_Task description_
Write out the material exactly, leaving every picture behind.

_Supplied data_
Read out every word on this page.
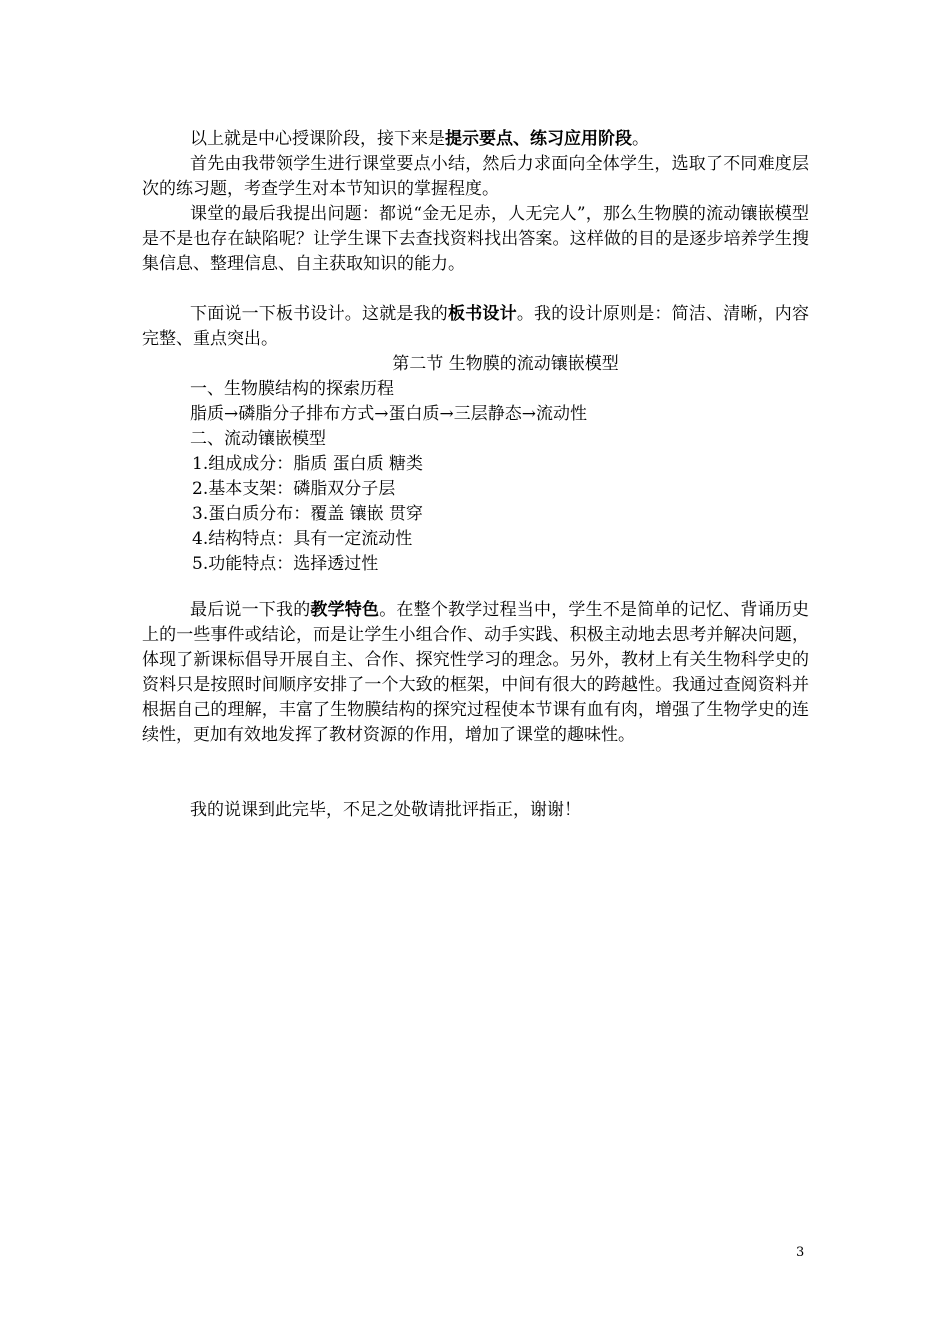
以上就是中心授课阶段，接下来是提示要点、练习应用阶段。

首先由我带领学生进行课堂要点小结，然后力求面向全体学生，选取了不同难度层次的练习题，考查学生对本节知识的掌握程度。

课堂的最后我提出问题：都说“金无足赤，人无完人”，那么生物膜的流动镶嵌模型是不是也存在缺陷呢？让学生课下去查找资料找出答案。这样做的目的是逐步培养学生搜集信息、整理信息、自主获取知识的能力。

下面说一下板书设计。这就是我的板书设计。我的设计原则是：简洁、清晰，内容完整、重点突出。

第二节 生物膜的流动镶嵌模型

一、生物膜结构的探索历程

脂质→磷脂分子排布方式→蛋白质→三层静态→流动性

二、流动镶嵌模型

1.组成成分：脂质 蛋白质 糖类

2.基本支架：磷脂双分子层

3.蛋白质分布：覆盖 镶嵌 贯穿

4.结构特点：具有一定流动性

5.功能特点：选择透过性

最后说一下我的教学特色。在整个教学过程当中，学生不是简单的记忆、背诵历史上的一些事件或结论，而是让学生小组合作、动手实践、积极主动地去思考并解决问题，体现了新课标倡导开展自主、合作、探究性学习的理念。另外，教材上有关生物科学史的资料只是按照时间顺序安排了一个大致的框架，中间有很大的跨越性。我通过查阅资料并根据自己的理解，丰富了生物膜结构的探究过程使本节课有血有肉，增强了生物学史的连续性，更加有效地发挥了教材资源的作用，增加了课堂的趣味性。

我的说课到此完毕，不足之处敬请批评指正，谢谢！

3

_Full answer_
Read out every word on this page.
以上就是中心授课阶段，接下来是提示要点、练习应用阶段。

首先由我带领学生进行课堂要点小结，然后力求面向全体学生，选取了不同难度层次的练习题，考查学生对本节知识的掌握程度。

课堂的最后我提出问题：都说“金无足赤，人无完人”，那么生物膜的流动镶嵌模型是不是也存在缺陷呢？让学生课下去查找资料找出答案。这样做的目的是逐步培养学生搜集信息、整理信息、自主获取知识的能力。

下面说一下板书设计。这就是我的板书设计。我的设计原则是：简洁、清晰，内容完整、重点突出。

第二节 生物膜的流动镶嵌模型

一、生物膜结构的探索历程

脂质→磷脂分子排布方式→蛋白质→三层静态→流动性

二、流动镶嵌模型

1.组成成分：脂质 蛋白质 糖类

2.基本支架：磷脂双分子层

3.蛋白质分布：覆盖 镶嵌 贯穿

4.结构特点：具有一定流动性

5.功能特点：选择透过性

最后说一下我的教学特色。在整个教学过程当中，学生不是简单的记忆、背诵历史上的一些事件或结论，而是让学生小组合作、动手实践、积极主动地去思考并解决问题，体现了新课标倡导开展自主、合作、探究性学习的理念。另外，教材上有关生物科学史的资料只是按照时间顺序安排了一个大致的框架，中间有很大的跨越性。我通过查阅资料并根据自己的理解，丰富了生物膜结构的探究过程使本节课有血有肉，增强了生物学史的连续性，更加有效地发挥了教材资源的作用，增加了课堂的趣味性。

我的说课到此完毕，不足之处敬请批评指正，谢谢！

3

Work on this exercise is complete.